RECORDS SUPPLIED ->
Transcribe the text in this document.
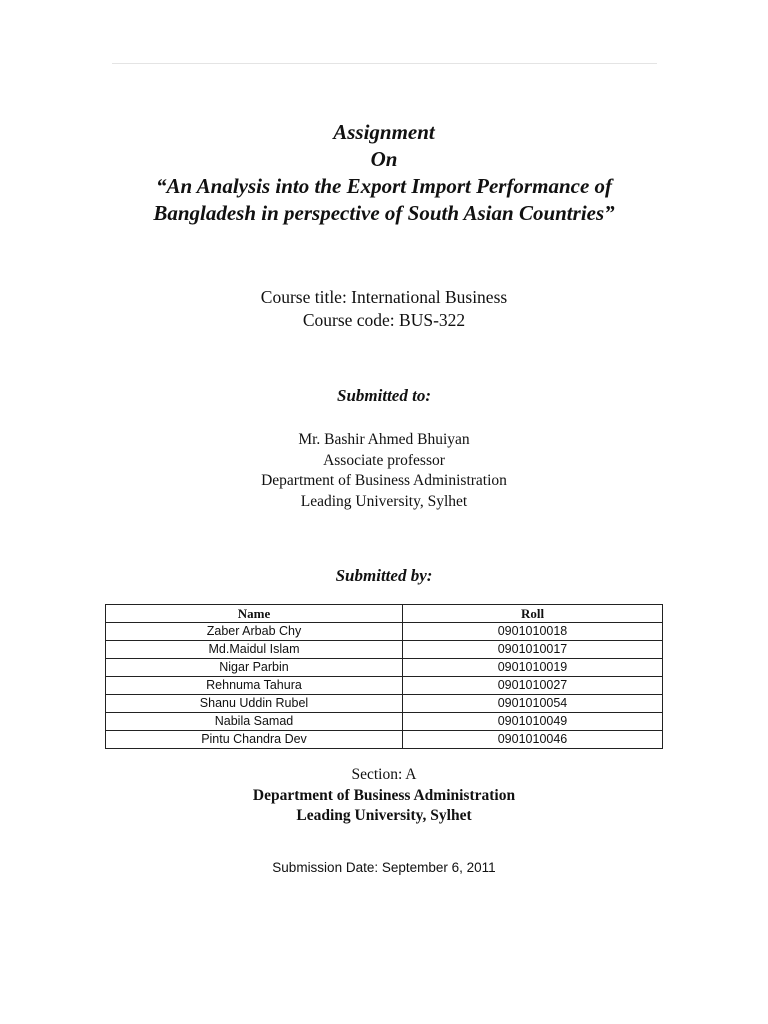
Assignment

On

“An Analysis into the Export Import Performance of

Bangladesh in perspective of South Asian Countries”

Course title: International Business
Course code: BUS-322
Submitted to:
Mr. Bashir Ahmed Bhuiyan
Associate professor
Department of Business Administration
Leading University, Sylhet
Submitted by:
Name	Roll
Zaber Arbab Chy	0901010018
Md.Maidul Islam	0901010017
Nigar Parbin	0901010019
Rehnuma Tahura	0901010027
Shanu Uddin Rubel	0901010054
Nabila Samad	0901010049
Pintu Chandra Dev	0901010046
Section: A
Department of Business Administration
Leading University, Sylhet
Submission Date: September 6, 2011
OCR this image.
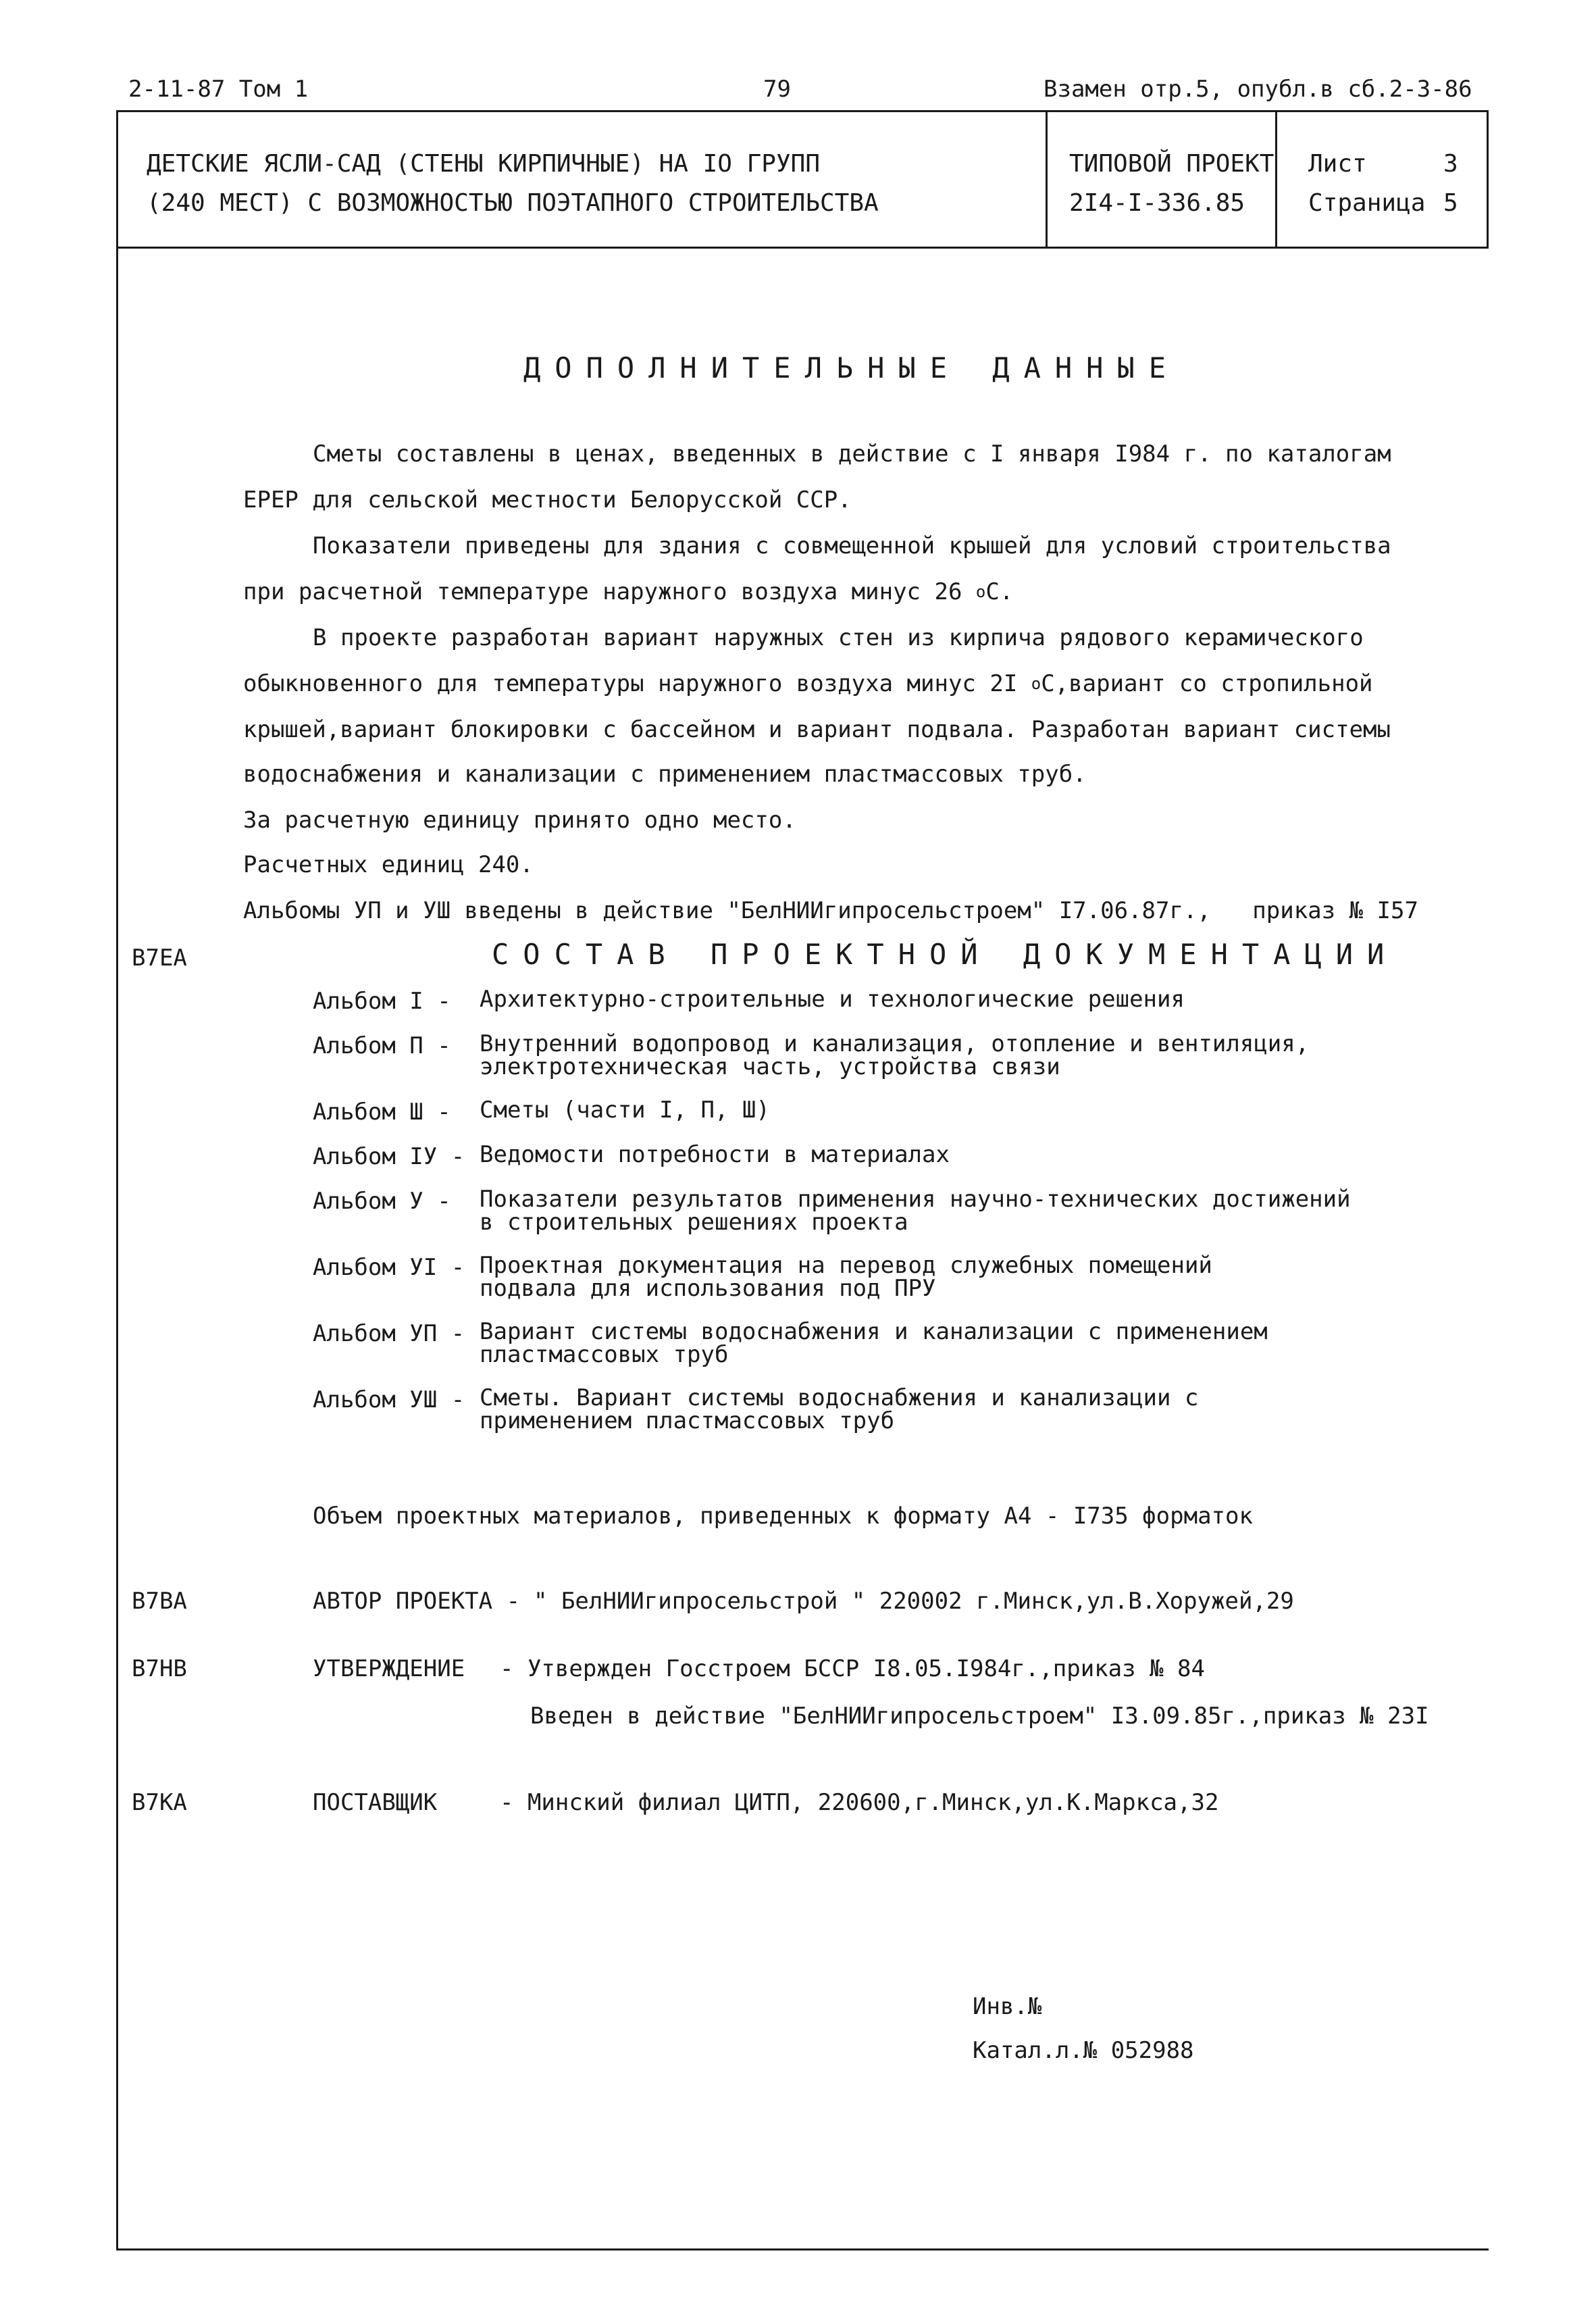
2-11-87 Том 1	79	Взамен отр.5, опубл.в сб.2-3-86
ДЕТСКИЕ ЯСЛИ-САД (СТЕНЫ КИРПИЧНЫЕ) НА IO ГРУПП
(240 МЕСТ) С ВОЗМОЖНОСТЬЮ ПОЭТАПНОГО СТРОИТЕЛЬСТВА
ТИПОВОЙ ПРОЕКТ
2I4-I-336.85
Лист	3
Страница 5
ДОПОЛНИТЕЛЬНЫЕ ДАННЫЕ
Сметы составлены в ценах, введенных в действие с I января I984 г. по каталогам
ЕРЕР для сельской местности Белорусской ССР.
Показатели приведены для здания с совмещенной крышей для условий строительства
при расчетной температуре наружного воздуха минус 26 $^o$С.
В проекте разработан вариант наружных стен из кирпича рядового керамического
обыкновенного для температуры наружного воздуха минус 2I $^o$С,вариант со стропильной
крышей,вариант блокировки с бассейном и вариант подвала. Разработан вариант системы
водоснабжения и канализации с применением пластмассовых труб.
За расчетную единицу принято одно место.
Расчетных единиц 240.
Альбомы УП и УШ введены в действие "БелНИИгипросельстроем" I7.06.87г.,   приказ № I57
В7ЕА	СОСТАВ ПРОЕКТНОЙ ДОКУМЕНТАЦИИ
Альбом I - Архитектурно-строительные и технологические решения
Альбом П - Внутренний водопровод и канализация, отопление и вентиляция,
электротехническая часть, устройства связи
Альбом Ш - Сметы (части I, П, Ш)
Альбом IУ - Ведомости потребности в материалах
Альбом У - Показатели результатов применения научно-технических достижений
в строительных решениях проекта
Альбом УI - Проектная документация на перевод служебных помещений
подвала для использования под ПРУ
Альбом УП - Вариант системы водоснабжения и канализации с применением
пластмассовых труб
Альбом УШ - Сметы. Вариант системы водоснабжения и канализации с
применением пластмассовых труб
Объем проектных материалов, приведенных к формату А4 - I735 форматок
В7ВА	АВТОР ПРОЕКТА - " БелНИИгипросельстрой " 220002 г.Минск,ул.В.Хоружей,29
В7НВ	УТВЕРЖДЕНИЕ - Утвержден Госстроем БССР I8.05.I984г.,приказ № 84
Введен в действие "БелНИИгипросельстроем" I3.09.85г.,приказ № 23I
В7КА	ПОСТАВЩИК	- Минский филиал ЦИТП, 220600,г.Минск,ул.К.Маркса,32
Инв.№
Катал.л.№ 052988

JOB -> Print out the lines exactly, skipping any picture.

THE SOLUTION ->
Transcribe the text in this document.
Assignment

On

“An Analysis into the Export Import Performance of

Bangladesh in perspective of South Asian Countries”

Course title: International Business
Course code: BUS-322
Submitted to:
Mr. Bashir Ahmed Bhuiyan
Associate professor
Department of Business Administration
Leading University, Sylhet
Submitted by:
Name	Roll
Zaber Arbab Chy	0901010018
Md.Maidul Islam	0901010017
Nigar Parbin	0901010019
Rehnuma Tahura	0901010027
Shanu Uddin Rubel	0901010054
Nabila Samad	0901010049
Pintu Chandra Dev	0901010046
Section: A
Department of Business Administration
Leading University, Sylhet
Submission Date: September 6, 2011
OCR this image.
2-11-87 Том 1	79	Взамен отр.5, опубл.в сб.2-3-86
ДЕТСКИЕ ЯСЛИ-САД (СТЕНЫ КИРПИЧНЫЕ) НА IO ГРУПП
(240 МЕСТ) С ВОЗМОЖНОСТЬЮ ПОЭТАПНОГО СТРОИТЕЛЬСТВА
ТИПОВОЙ ПРОЕКТ
2I4-I-336.85
Лист	3
Страница 5
ДОПОЛНИТЕЛЬНЫЕ ДАННЫЕ
Сметы составлены в ценах, введенных в действие с I января I984 г. по каталогам
ЕРЕР для сельской местности Белорусской ССР.
Показатели приведены для здания с совмещенной крышей для условий строительства
при расчетной температуре наружного воздуха минус 26 $^o$С.
В проекте разработан вариант наружных стен из кирпича рядового керамического
обыкновенного для температуры наружного воздуха минус 2I $^o$С,вариант со стропильной
крышей,вариант блокировки с бассейном и вариант подвала. Разработан вариант системы
водоснабжения и канализации с применением пластмассовых труб.
За расчетную единицу принято одно место.
Расчетных единиц 240.
Альбомы УП и УШ введены в действие "БелНИИгипросельстроем" I7.06.87г.,   приказ № I57
В7ЕА	СОСТАВ ПРОЕКТНОЙ ДОКУМЕНТАЦИИ
Альбом I - Архитектурно-строительные и технологические решения
Альбом П - Внутренний водопровод и канализация, отопление и вентиляция,
электротехническая часть, устройства связи
Альбом Ш - Сметы (части I, П, Ш)
Альбом IУ - Ведомости потребности в материалах
Альбом У - Показатели результатов применения научно-технических достижений
в строительных решениях проекта
Альбом УI - Проектная документация на перевод служебных помещений
подвала для использования под ПРУ
Альбом УП - Вариант системы водоснабжения и канализации с применением
пластмассовых труб
Альбом УШ - Сметы. Вариант системы водоснабжения и канализации с
применением пластмассовых труб
Объем проектных материалов, приведенных к формату А4 - I735 форматок
В7ВА	АВТОР ПРОЕКТА - " БелНИИгипросельстрой " 220002 г.Минск,ул.В.Хоружей,29
В7НВ	УТВЕРЖДЕНИЕ - Утвержден Госстроем БССР I8.05.I984г.,приказ № 84
Введен в действие "БелНИИгипросельстроем" I3.09.85г.,приказ № 23I
В7КА	ПОСТАВЩИК	- Минский филиал ЦИТП, 220600,г.Минск,ул.К.Маркса,32
Инв.№
Катал.л.№ 052988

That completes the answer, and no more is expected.